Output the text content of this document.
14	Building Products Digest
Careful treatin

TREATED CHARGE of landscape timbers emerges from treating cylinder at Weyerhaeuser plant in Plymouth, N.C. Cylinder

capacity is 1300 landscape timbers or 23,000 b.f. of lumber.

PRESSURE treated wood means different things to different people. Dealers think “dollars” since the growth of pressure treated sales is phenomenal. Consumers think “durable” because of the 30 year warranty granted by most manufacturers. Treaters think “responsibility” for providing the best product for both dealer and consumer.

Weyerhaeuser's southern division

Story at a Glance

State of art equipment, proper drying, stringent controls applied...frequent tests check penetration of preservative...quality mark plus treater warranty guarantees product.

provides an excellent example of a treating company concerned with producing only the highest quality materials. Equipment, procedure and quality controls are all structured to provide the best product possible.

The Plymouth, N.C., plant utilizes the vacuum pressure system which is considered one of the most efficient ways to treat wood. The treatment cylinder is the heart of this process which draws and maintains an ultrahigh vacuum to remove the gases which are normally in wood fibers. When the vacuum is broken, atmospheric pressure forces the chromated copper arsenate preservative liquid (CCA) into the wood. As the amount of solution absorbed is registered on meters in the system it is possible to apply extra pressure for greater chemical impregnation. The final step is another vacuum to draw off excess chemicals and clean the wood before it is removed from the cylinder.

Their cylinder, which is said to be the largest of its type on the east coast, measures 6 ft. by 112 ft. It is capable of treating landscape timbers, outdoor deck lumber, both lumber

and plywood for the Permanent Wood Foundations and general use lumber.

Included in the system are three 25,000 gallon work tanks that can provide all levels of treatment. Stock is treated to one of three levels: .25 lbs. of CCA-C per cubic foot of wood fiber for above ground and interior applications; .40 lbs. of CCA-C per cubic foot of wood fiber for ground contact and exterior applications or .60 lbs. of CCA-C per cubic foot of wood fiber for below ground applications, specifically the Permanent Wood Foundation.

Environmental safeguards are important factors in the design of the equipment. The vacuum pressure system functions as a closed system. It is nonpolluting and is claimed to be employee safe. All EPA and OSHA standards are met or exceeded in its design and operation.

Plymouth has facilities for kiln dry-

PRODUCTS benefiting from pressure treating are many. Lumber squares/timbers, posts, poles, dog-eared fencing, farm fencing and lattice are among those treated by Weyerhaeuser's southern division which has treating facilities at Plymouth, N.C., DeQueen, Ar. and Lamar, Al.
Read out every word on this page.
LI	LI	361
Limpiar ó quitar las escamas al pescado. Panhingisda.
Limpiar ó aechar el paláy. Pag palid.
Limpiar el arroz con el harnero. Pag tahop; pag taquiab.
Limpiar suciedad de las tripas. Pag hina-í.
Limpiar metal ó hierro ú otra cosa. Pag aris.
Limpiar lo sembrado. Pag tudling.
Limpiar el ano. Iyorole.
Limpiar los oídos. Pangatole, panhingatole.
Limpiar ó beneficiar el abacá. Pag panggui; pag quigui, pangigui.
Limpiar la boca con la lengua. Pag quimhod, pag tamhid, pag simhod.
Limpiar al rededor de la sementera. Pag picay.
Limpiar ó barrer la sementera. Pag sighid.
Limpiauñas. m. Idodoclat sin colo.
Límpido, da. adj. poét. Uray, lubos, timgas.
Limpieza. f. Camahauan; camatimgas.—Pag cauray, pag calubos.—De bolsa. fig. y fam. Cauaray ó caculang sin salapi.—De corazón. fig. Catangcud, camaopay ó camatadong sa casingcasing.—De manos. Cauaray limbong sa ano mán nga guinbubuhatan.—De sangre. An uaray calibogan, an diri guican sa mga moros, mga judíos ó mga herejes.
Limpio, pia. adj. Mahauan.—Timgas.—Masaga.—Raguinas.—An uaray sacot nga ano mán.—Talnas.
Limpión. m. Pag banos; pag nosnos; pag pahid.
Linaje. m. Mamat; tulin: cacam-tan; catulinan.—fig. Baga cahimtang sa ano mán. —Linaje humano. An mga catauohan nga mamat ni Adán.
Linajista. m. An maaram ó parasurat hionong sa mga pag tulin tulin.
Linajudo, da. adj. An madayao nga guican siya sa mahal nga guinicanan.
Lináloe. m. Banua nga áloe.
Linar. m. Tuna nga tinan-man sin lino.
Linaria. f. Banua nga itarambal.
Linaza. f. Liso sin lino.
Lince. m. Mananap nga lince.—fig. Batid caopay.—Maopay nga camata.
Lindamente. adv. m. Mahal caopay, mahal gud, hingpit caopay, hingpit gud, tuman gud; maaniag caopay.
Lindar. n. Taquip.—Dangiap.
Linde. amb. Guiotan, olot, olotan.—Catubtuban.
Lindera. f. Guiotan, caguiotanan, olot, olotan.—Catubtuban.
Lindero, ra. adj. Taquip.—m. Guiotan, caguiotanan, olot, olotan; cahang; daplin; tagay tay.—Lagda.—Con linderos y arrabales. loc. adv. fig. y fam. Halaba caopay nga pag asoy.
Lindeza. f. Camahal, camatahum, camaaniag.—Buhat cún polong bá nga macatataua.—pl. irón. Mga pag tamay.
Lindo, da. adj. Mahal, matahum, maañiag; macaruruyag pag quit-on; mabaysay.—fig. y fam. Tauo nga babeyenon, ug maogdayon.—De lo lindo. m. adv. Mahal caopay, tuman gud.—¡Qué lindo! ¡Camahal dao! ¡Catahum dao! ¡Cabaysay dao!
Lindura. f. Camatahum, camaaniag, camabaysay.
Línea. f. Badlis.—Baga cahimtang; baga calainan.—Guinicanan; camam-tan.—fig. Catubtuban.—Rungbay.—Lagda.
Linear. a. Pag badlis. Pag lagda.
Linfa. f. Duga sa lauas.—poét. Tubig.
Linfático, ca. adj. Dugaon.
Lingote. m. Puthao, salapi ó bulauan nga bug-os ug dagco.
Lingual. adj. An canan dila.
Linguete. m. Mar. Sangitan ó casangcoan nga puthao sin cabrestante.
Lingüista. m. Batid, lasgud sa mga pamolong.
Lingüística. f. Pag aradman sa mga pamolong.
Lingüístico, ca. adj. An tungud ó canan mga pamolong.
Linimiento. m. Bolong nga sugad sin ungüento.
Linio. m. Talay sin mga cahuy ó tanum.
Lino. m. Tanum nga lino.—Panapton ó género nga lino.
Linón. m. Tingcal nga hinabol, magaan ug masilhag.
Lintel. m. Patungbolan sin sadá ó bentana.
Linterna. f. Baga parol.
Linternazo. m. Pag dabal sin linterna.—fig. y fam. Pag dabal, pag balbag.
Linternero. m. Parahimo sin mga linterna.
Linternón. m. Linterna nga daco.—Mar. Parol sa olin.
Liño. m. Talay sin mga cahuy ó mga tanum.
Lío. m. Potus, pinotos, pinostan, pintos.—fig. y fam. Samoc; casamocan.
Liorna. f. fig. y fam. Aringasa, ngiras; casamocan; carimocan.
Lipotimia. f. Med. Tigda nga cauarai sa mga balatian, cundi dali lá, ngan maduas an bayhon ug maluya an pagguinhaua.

----

# EXERCISE BRIEF
Return all of the entries exactly as written.

# WRITTEN ANSWER
Output the text content of this document.
14	Building Products Digest
Careful treatin

TREATED CHARGE of landscape timbers emerges from treating cylinder at Weyerhaeuser plant in Plymouth, N.C. Cylinder

capacity is 1300 landscape timbers or 23,000 b.f. of lumber.

PRESSURE treated wood means different things to different people. Dealers think “dollars” since the growth of pressure treated sales is phenomenal. Consumers think “durable” because of the 30 year warranty granted by most manufacturers. Treaters think “responsibility” for providing the best product for both dealer and consumer.

Weyerhaeuser's southern division

Story at a Glance

State of art equipment, proper drying, stringent controls applied...frequent tests check penetration of preservative...quality mark plus treater warranty guarantees product.

provides an excellent example of a treating company concerned with producing only the highest quality materials. Equipment, procedure and quality controls are all structured to provide the best product possible.

The Plymouth, N.C., plant utilizes the vacuum pressure system which is considered one of the most efficient ways to treat wood. The treatment cylinder is the heart of this process which draws and maintains an ultrahigh vacuum to remove the gases which are normally in wood fibers. When the vacuum is broken, atmospheric pressure forces the chromated copper arsenate preservative liquid (CCA) into the wood. As the amount of solution absorbed is registered on meters in the system it is possible to apply extra pressure for greater chemical impregnation. The final step is another vacuum to draw off excess chemicals and clean the wood before it is removed from the cylinder.

Their cylinder, which is said to be the largest of its type on the east coast, measures 6 ft. by 112 ft. It is capable of treating landscape timbers, outdoor deck lumber, both lumber

and plywood for the Permanent Wood Foundations and general use lumber.

Included in the system are three 25,000 gallon work tanks that can provide all levels of treatment. Stock is treated to one of three levels: .25 lbs. of CCA-C per cubic foot of wood fiber for above ground and interior applications; .40 lbs. of CCA-C per cubic foot of wood fiber for ground contact and exterior applications or .60 lbs. of CCA-C per cubic foot of wood fiber for below ground applications, specifically the Permanent Wood Foundation.

Environmental safeguards are important factors in the design of the equipment. The vacuum pressure system functions as a closed system. It is nonpolluting and is claimed to be employee safe. All EPA and OSHA standards are met or exceeded in its design and operation.

Plymouth has facilities for kiln dry-

PRODUCTS benefiting from pressure treating are many. Lumber squares/timbers, posts, poles, dog-eared fencing, farm fencing and lattice are among those treated by Weyerhaeuser's southern division which has treating facilities at Plymouth, N.C., DeQueen, Ar. and Lamar, Al.
Read out every word on this page.
LI	LI	361
Limpiar ó quitar las escamas al pescado. Panhingisda.
Limpiar ó aechar el paláy. Pag palid.
Limpiar el arroz con el harnero. Pag tahop; pag taquiab.
Limpiar suciedad de las tripas. Pag hina-í.
Limpiar metal ó hierro ú otra cosa. Pag aris.
Limpiar lo sembrado. Pag tudling.
Limpiar el ano. Iyorole.
Limpiar los oídos. Pangatole, panhingatole.
Limpiar ó beneficiar el abacá. Pag panggui; pag quigui, pangigui.
Limpiar la boca con la lengua. Pag quimhod, pag tamhid, pag simhod.
Limpiar al rededor de la sementera. Pag picay.
Limpiar ó barrer la sementera. Pag sighid.
Limpiauñas. m. Idodoclat sin colo.
Límpido, da. adj. poét. Uray, lubos, timgas.
Limpieza. f. Camahauan; camatimgas.—Pag cauray, pag calubos.—De bolsa. fig. y fam. Cauaray ó caculang sin salapi.—De corazón. fig. Catangcud, camaopay ó camatadong sa casingcasing.—De manos. Cauaray limbong sa ano mán nga guinbubuhatan.—De sangre. An uaray calibogan, an diri guican sa mga moros, mga judíos ó mga herejes.
Limpio, pia. adj. Mahauan.—Timgas.—Masaga.—Raguinas.—An uaray sacot nga ano mán.—Talnas.
Limpión. m. Pag banos; pag nosnos; pag pahid.
Linaje. m. Mamat; tulin: cacam-tan; catulinan.—fig. Baga cahimtang sa ano mán. —Linaje humano. An mga catauohan nga mamat ni Adán.
Linajista. m. An maaram ó parasurat hionong sa mga pag tulin tulin.
Linajudo, da. adj. An madayao nga guican siya sa mahal nga guinicanan.
Lináloe. m. Banua nga áloe.
Linar. m. Tuna nga tinan-man sin lino.
Linaria. f. Banua nga itarambal.
Linaza. f. Liso sin lino.
Lince. m. Mananap nga lince.—fig. Batid caopay.—Maopay nga camata.
Lindamente. adv. m. Mahal caopay, mahal gud, hingpit caopay, hingpit gud, tuman gud; maaniag caopay.
Lindar. n. Taquip.—Dangiap.
Linde. amb. Guiotan, olot, olotan.—Catubtuban.
Lindera. f. Guiotan, caguiotanan, olot, olotan.—Catubtuban.
Lindero, ra. adj. Taquip.—m. Guiotan, caguiotanan, olot, olotan; cahang; daplin; tagay tay.—Lagda.—Con linderos y arrabales. loc. adv. fig. y fam. Halaba caopay nga pag asoy.
Lindeza. f. Camahal, camatahum, camaaniag.—Buhat cún polong bá nga macatataua.—pl. irón. Mga pag tamay.
Lindo, da. adj. Mahal, matahum, maañiag; macaruruyag pag quit-on; mabaysay.—fig. y fam. Tauo nga babeyenon, ug maogdayon.—De lo lindo. m. adv. Mahal caopay, tuman gud.—¡Qué lindo! ¡Camahal dao! ¡Catahum dao! ¡Cabaysay dao!
Lindura. f. Camatahum, camaaniag, camabaysay.
Línea. f. Badlis.—Baga cahimtang; baga calainan.—Guinicanan; camam-tan.—fig. Catubtuban.—Rungbay.—Lagda.
Linear. a. Pag badlis. Pag lagda.
Linfa. f. Duga sa lauas.—poét. Tubig.
Linfático, ca. adj. Dugaon.
Lingote. m. Puthao, salapi ó bulauan nga bug-os ug dagco.
Lingual. adj. An canan dila.
Linguete. m. Mar. Sangitan ó casangcoan nga puthao sin cabrestante.
Lingüista. m. Batid, lasgud sa mga pamolong.
Lingüística. f. Pag aradman sa mga pamolong.
Lingüístico, ca. adj. An tungud ó canan mga pamolong.
Linimiento. m. Bolong nga sugad sin ungüento.
Linio. m. Talay sin mga cahuy ó tanum.
Lino. m. Tanum nga lino.—Panapton ó género nga lino.
Linón. m. Tingcal nga hinabol, magaan ug masilhag.
Lintel. m. Patungbolan sin sadá ó bentana.
Linterna. f. Baga parol.
Linternazo. m. Pag dabal sin linterna.—fig. y fam. Pag dabal, pag balbag.
Linternero. m. Parahimo sin mga linterna.
Linternón. m. Linterna nga daco.—Mar. Parol sa olin.
Liño. m. Talay sin mga cahuy ó mga tanum.
Lío. m. Potus, pinotos, pinostan, pintos.—fig. y fam. Samoc; casamocan.
Liorna. f. fig. y fam. Aringasa, ngiras; casamocan; carimocan.
Lipotimia. f. Med. Tigda nga cauarai sa mga balatian, cundi dali lá, ngan maduas an bayhon ug maluya an pagguinhaua.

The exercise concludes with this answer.